◆ Given task ◆
Reproduce the data below word for word, leaving out the pictures.
>> START
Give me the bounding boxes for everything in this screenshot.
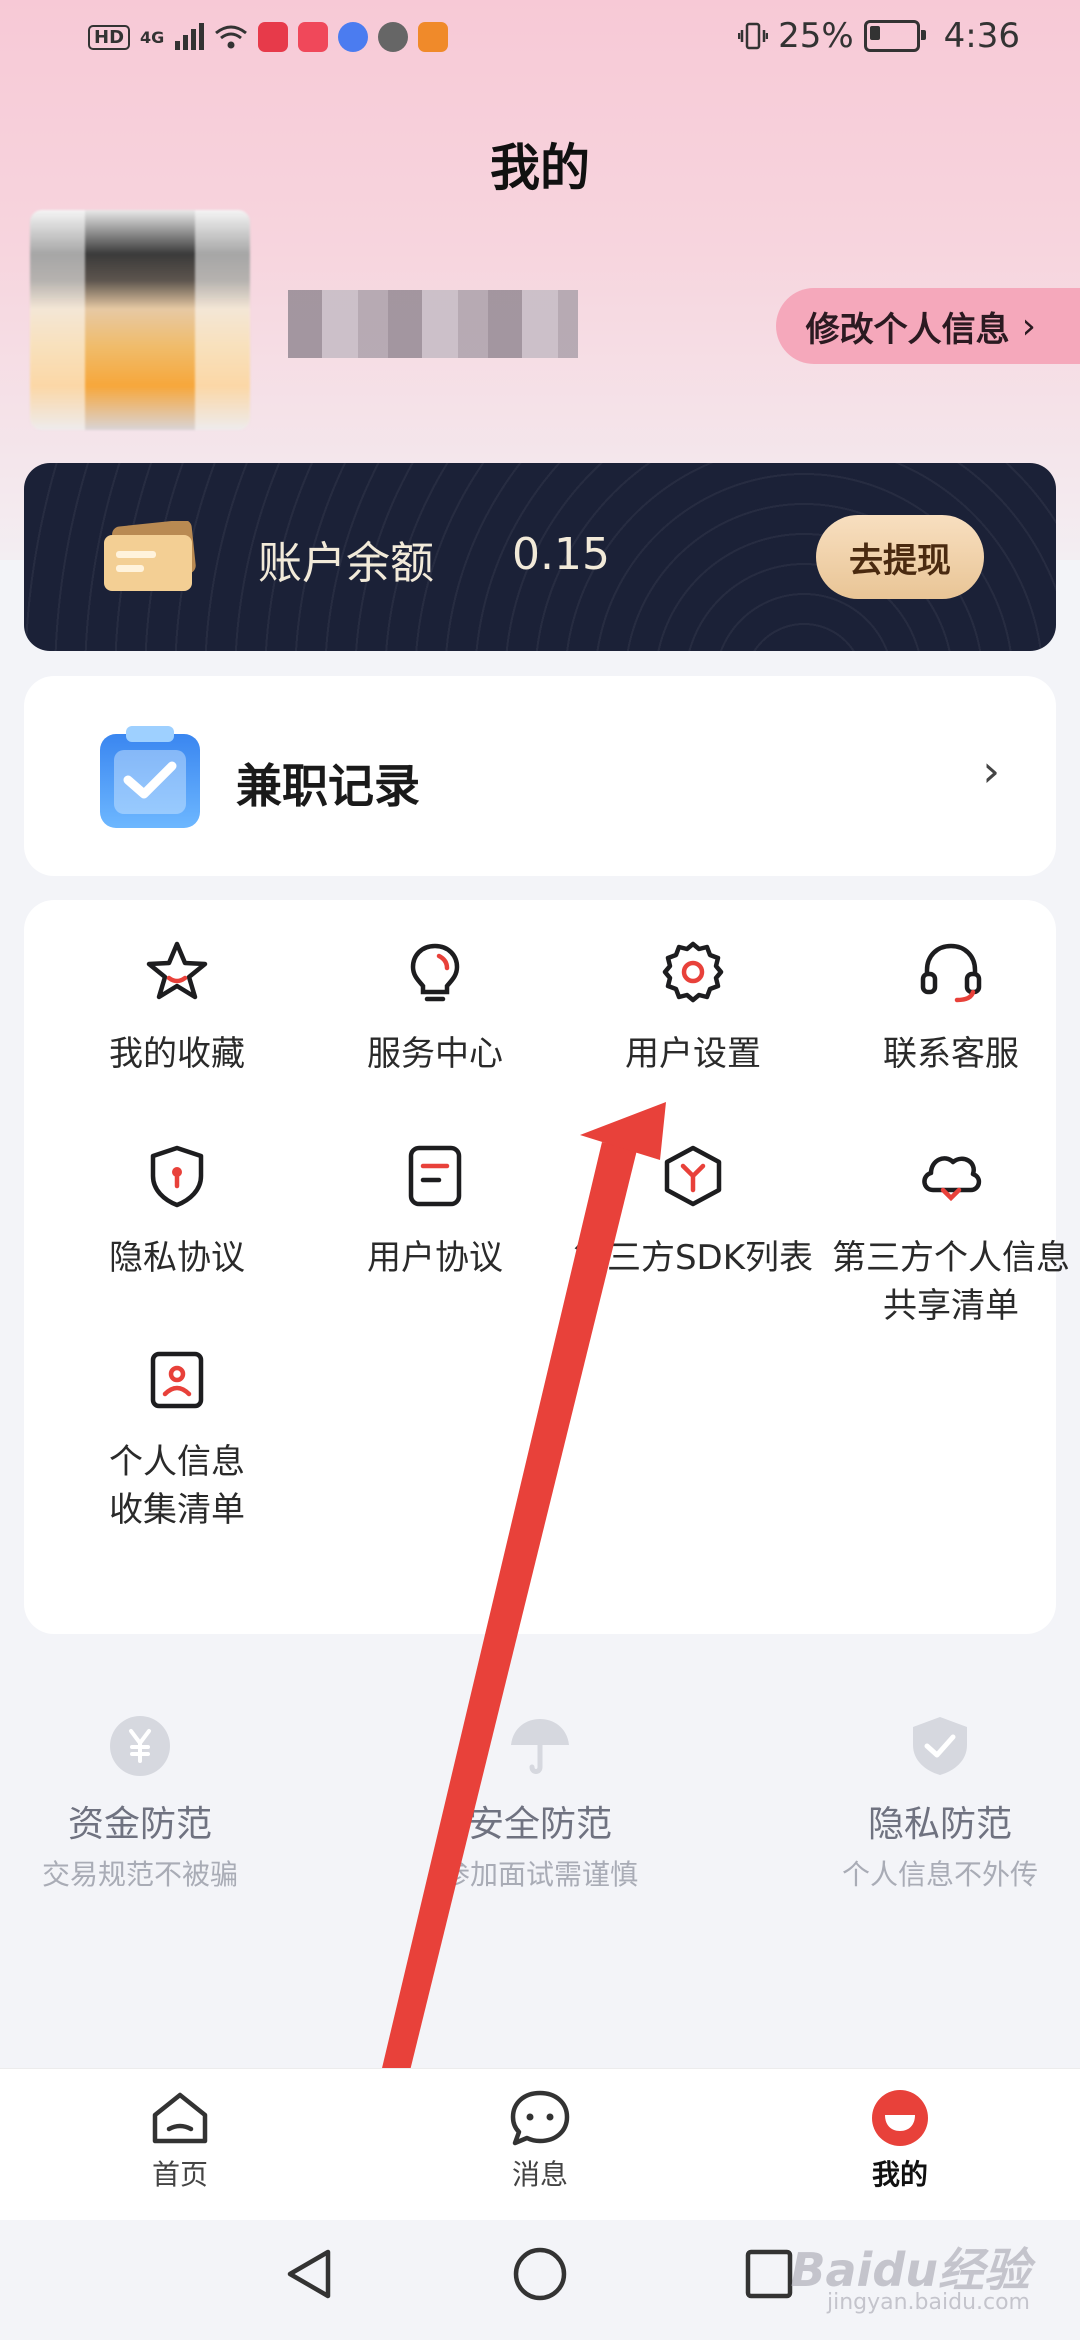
safety-subtitle: 参加面试需谨慎 — [441, 1858, 638, 1891]
edit-profile-button[interactable]: 修改个人信息 › — [775, 288, 1080, 364]
huawei-app-icon — [298, 22, 329, 52]
tab-profile[interactable]: 我的 — [800, 2089, 1000, 2193]
wifi-icon — [215, 25, 248, 49]
avatar[interactable] — [30, 210, 250, 430]
grid-item-label: 我的收藏 — [109, 1034, 245, 1074]
grid-item-label: 用户设置 — [625, 1034, 761, 1074]
grid-item-user-settings[interactable]: 用户设置 — [564, 936, 822, 1078]
wallet-icon — [104, 521, 196, 591]
recents-icon[interactable] — [744, 2246, 794, 2302]
part-time-records-label: 兼职记录 — [236, 759, 420, 813]
withdraw-button[interactable]: 去提现 — [816, 515, 984, 599]
message-icon — [510, 2090, 570, 2146]
headset-icon — [920, 943, 982, 1003]
grid-item-label: 隐私协议 — [109, 1238, 245, 1278]
app-notification-icon — [258, 22, 289, 52]
back-icon[interactable] — [284, 2246, 334, 2302]
grid-item-sdk-list[interactable]: 第三方SDK列表 — [564, 1140, 822, 1282]
vibrate-icon — [738, 22, 769, 50]
shield-check-icon — [913, 1717, 967, 1775]
bottom-tab-bar: 首页 消息 我的 — [0, 2068, 1080, 2221]
tab-home[interactable]: 首页 — [80, 2089, 280, 2193]
baidu-watermark-url: jingyan.baidu.com — [826, 2290, 1030, 2315]
grid-item-user-agreement[interactable]: 用户协议 — [306, 1140, 564, 1282]
umbrella-icon — [511, 1719, 569, 1774]
chevron-right-icon: › — [982, 746, 1000, 797]
balance-label: 账户余额 — [258, 538, 434, 589]
balance-card: 账户余额 0.15 去提现 — [24, 463, 1056, 651]
profile-icon — [872, 2090, 928, 2146]
grid-item-favorites[interactable]: 我的收藏 — [48, 936, 306, 1078]
grid-item-label: 服务中心 — [367, 1034, 503, 1074]
balance-value: 0.15 — [512, 529, 610, 580]
grid-item-service-center[interactable]: 服务中心 — [306, 936, 564, 1078]
person-card-icon — [150, 1351, 204, 1409]
hd-indicator: HD — [88, 24, 131, 50]
status-bar: HD 4G 25% 4:36 — [0, 0, 1080, 80]
cloud-icon — [922, 1156, 982, 1202]
gesture-app-icon — [378, 22, 409, 52]
tab-label: 首页 — [151, 2158, 208, 2191]
grid-item-label: 联系客服 — [883, 1034, 1019, 1074]
music-app-icon — [338, 22, 369, 52]
home-circle-icon[interactable] — [512, 2246, 568, 2302]
grid-item-info-collection-list[interactable]: 个人信息收集清单 — [48, 1344, 306, 1534]
home-icon — [152, 2092, 208, 2144]
battery-icon — [863, 20, 926, 52]
signal-icon — [175, 23, 205, 50]
grid-item-privacy-policy[interactable]: 隐私协议 — [48, 1140, 306, 1282]
safety-tip-funds: 资金防范 交易规范不被骗 — [0, 1715, 320, 1893]
part-time-records-row[interactable]: 兼职记录 › — [24, 676, 1056, 876]
safety-tip-privacy: 隐私防范 个人信息不外传 — [760, 1715, 1080, 1893]
tab-label: 我的 — [871, 2158, 928, 2191]
safety-subtitle: 交易规范不被骗 — [41, 1858, 238, 1891]
page-title: 我的 — [490, 139, 590, 197]
edit-profile-label: 修改个人信息 — [805, 309, 1010, 350]
grid-item-customer-service[interactable]: 联系客服 — [822, 936, 1080, 1078]
chevron-right-icon: › — [1021, 305, 1036, 347]
safety-subtitle: 个人信息不外传 — [841, 1858, 1038, 1891]
safety-tip-security: 安全防范 参加面试需谨慎 — [360, 1715, 720, 1893]
tab-messages[interactable]: 消息 — [440, 2089, 640, 2193]
cube-icon — [664, 1145, 722, 1207]
bulb-icon — [410, 943, 460, 1002]
grid-item-label: 用户协议 — [367, 1238, 503, 1278]
grid-item-label: 第三方个人信息共享清单 — [832, 1238, 1070, 1326]
document-icon — [408, 1145, 462, 1207]
yen-icon — [110, 1716, 170, 1776]
gear-icon — [662, 941, 724, 1003]
username-redacted — [288, 290, 578, 358]
grid-item-label: 第三方SDK列表 — [572, 1238, 814, 1278]
features-grid: 我的收藏 服务中心 用户设置 联系客服 隐私协议 用户协议 第三方SDK列表 第… — [24, 900, 1070, 1634]
safety-title: 资金防范 — [67, 1804, 212, 1845]
clock: 4:36 — [943, 16, 1020, 56]
grid-item-label: 个人信息收集清单 — [109, 1442, 245, 1530]
network-indicator: 4G — [140, 27, 165, 47]
shield-icon — [150, 1145, 204, 1208]
shopping-app-icon — [418, 22, 449, 52]
tab-label: 消息 — [511, 2158, 568, 2191]
clipboard-check-icon — [100, 726, 200, 828]
safety-title: 安全防范 — [467, 1804, 612, 1845]
battery-percent: 25% — [778, 16, 854, 56]
star-icon — [146, 941, 208, 1000]
grid-item-info-sharing-list[interactable]: 第三方个人信息共享清单 — [822, 1140, 1080, 1330]
safety-title: 隐私防范 — [867, 1804, 1012, 1845]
>> END
◆ Output of the task ◆
Give me the bounding boxes for everything in this screenshot.
safety-subtitle: 参加面试需谨慎 — [441, 1858, 638, 1891]
edit-profile-button[interactable]: 修改个人信息 › — [775, 288, 1080, 364]
huawei-app-icon — [298, 22, 329, 52]
tab-profile[interactable]: 我的 — [800, 2089, 1000, 2193]
wifi-icon — [215, 25, 248, 49]
avatar[interactable] — [30, 210, 250, 430]
grid-item-label: 我的收藏 — [109, 1034, 245, 1074]
grid-item-label: 用户设置 — [625, 1034, 761, 1074]
grid-item-user-settings[interactable]: 用户设置 — [564, 936, 822, 1078]
wallet-icon — [104, 521, 196, 591]
recents-icon[interactable] — [744, 2246, 794, 2302]
part-time-records-label: 兼职记录 — [236, 759, 420, 813]
withdraw-button[interactable]: 去提现 — [816, 515, 984, 599]
message-icon — [510, 2090, 570, 2146]
headset-icon — [920, 943, 982, 1003]
grid-item-label: 隐私协议 — [109, 1238, 245, 1278]
app-notification-icon — [258, 22, 289, 52]
back-icon[interactable] — [284, 2246, 334, 2302]
grid-item-sdk-list[interactable]: 第三方SDK列表 — [564, 1140, 822, 1282]
vibrate-icon — [738, 22, 769, 50]
shield-check-icon — [913, 1717, 967, 1775]
bottom-tab-bar: 首页 消息 我的 — [0, 2068, 1080, 2221]
tab-home[interactable]: 首页 — [80, 2089, 280, 2193]
baidu-watermark-url: jingyan.baidu.com — [826, 2290, 1030, 2315]
grid-item-user-agreement[interactable]: 用户协议 — [306, 1140, 564, 1282]
umbrella-icon — [511, 1719, 569, 1774]
chevron-right-icon: › — [982, 746, 1000, 797]
balance-label: 账户余额 — [258, 538, 434, 589]
balance-card: 账户余额 0.15 去提现 — [24, 463, 1056, 651]
profile-icon — [872, 2090, 928, 2146]
grid-item-favorites[interactable]: 我的收藏 — [48, 936, 306, 1078]
grid-item-label: 服务中心 — [367, 1034, 503, 1074]
balance-value: 0.15 — [512, 529, 610, 580]
grid-item-service-center[interactable]: 服务中心 — [306, 936, 564, 1078]
person-card-icon — [150, 1351, 204, 1409]
hd-indicator: HD — [88, 24, 131, 50]
status-bar: HD 4G 25% 4:36 — [0, 0, 1080, 80]
cloud-icon — [922, 1156, 982, 1202]
gesture-app-icon — [378, 22, 409, 52]
tab-label: 首页 — [151, 2158, 208, 2191]
grid-item-label: 联系客服 — [883, 1034, 1019, 1074]
music-app-icon — [338, 22, 369, 52]
home-circle-icon[interactable] — [512, 2246, 568, 2302]
grid-item-info-collection-list[interactable]: 个人信息收集清单 — [48, 1344, 306, 1534]
home-icon — [152, 2092, 208, 2144]
battery-icon — [863, 20, 926, 52]
signal-icon — [175, 23, 205, 50]
grid-item-privacy-policy[interactable]: 隐私协议 — [48, 1140, 306, 1282]
safety-tip-funds: 资金防范 交易规范不被骗 — [0, 1715, 320, 1893]
part-time-records-row[interactable]: 兼职记录 › — [24, 676, 1056, 876]
safety-tip-privacy: 隐私防范 个人信息不外传 — [760, 1715, 1080, 1893]
tab-label: 我的 — [871, 2158, 928, 2191]
safety-subtitle: 交易规范不被骗 — [41, 1858, 238, 1891]
page-title: 我的 — [490, 139, 590, 197]
edit-profile-label: 修改个人信息 — [805, 309, 1010, 350]
grid-item-customer-service[interactable]: 联系客服 — [822, 936, 1080, 1078]
chevron-right-icon: › — [1021, 305, 1036, 347]
safety-subtitle: 个人信息不外传 — [841, 1858, 1038, 1891]
safety-tip-security: 安全防范 参加面试需谨慎 — [360, 1715, 720, 1893]
tab-messages[interactable]: 消息 — [440, 2089, 640, 2193]
cube-icon — [664, 1145, 722, 1207]
bulb-icon — [410, 943, 460, 1002]
grid-item-label: 用户协议 — [367, 1238, 503, 1278]
grid-item-label: 第三方个人信息共享清单 — [832, 1238, 1070, 1326]
document-icon — [408, 1145, 462, 1207]
yen-icon — [110, 1716, 170, 1776]
gear-icon — [662, 941, 724, 1003]
username-redacted — [288, 290, 578, 358]
grid-item-label: 第三方SDK列表 — [572, 1238, 814, 1278]
features-grid: 我的收藏 服务中心 用户设置 联系客服 隐私协议 用户协议 第三方SDK列表 第… — [24, 900, 1070, 1634]
safety-title: 资金防范 — [67, 1804, 212, 1845]
clock: 4:36 — [943, 16, 1020, 56]
grid-item-label: 个人信息收集清单 — [109, 1442, 245, 1530]
network-indicator: 4G — [140, 27, 165, 47]
shield-icon — [150, 1145, 204, 1208]
shopping-app-icon — [418, 22, 449, 52]
tab-label: 消息 — [511, 2158, 568, 2191]
clipboard-check-icon — [100, 726, 200, 828]
safety-title: 安全防范 — [467, 1804, 612, 1845]
battery-percent: 25% — [778, 16, 854, 56]
star-icon — [146, 941, 208, 1000]
grid-item-info-sharing-list[interactable]: 第三方个人信息共享清单 — [822, 1140, 1080, 1330]
safety-title: 隐私防范 — [867, 1804, 1012, 1845]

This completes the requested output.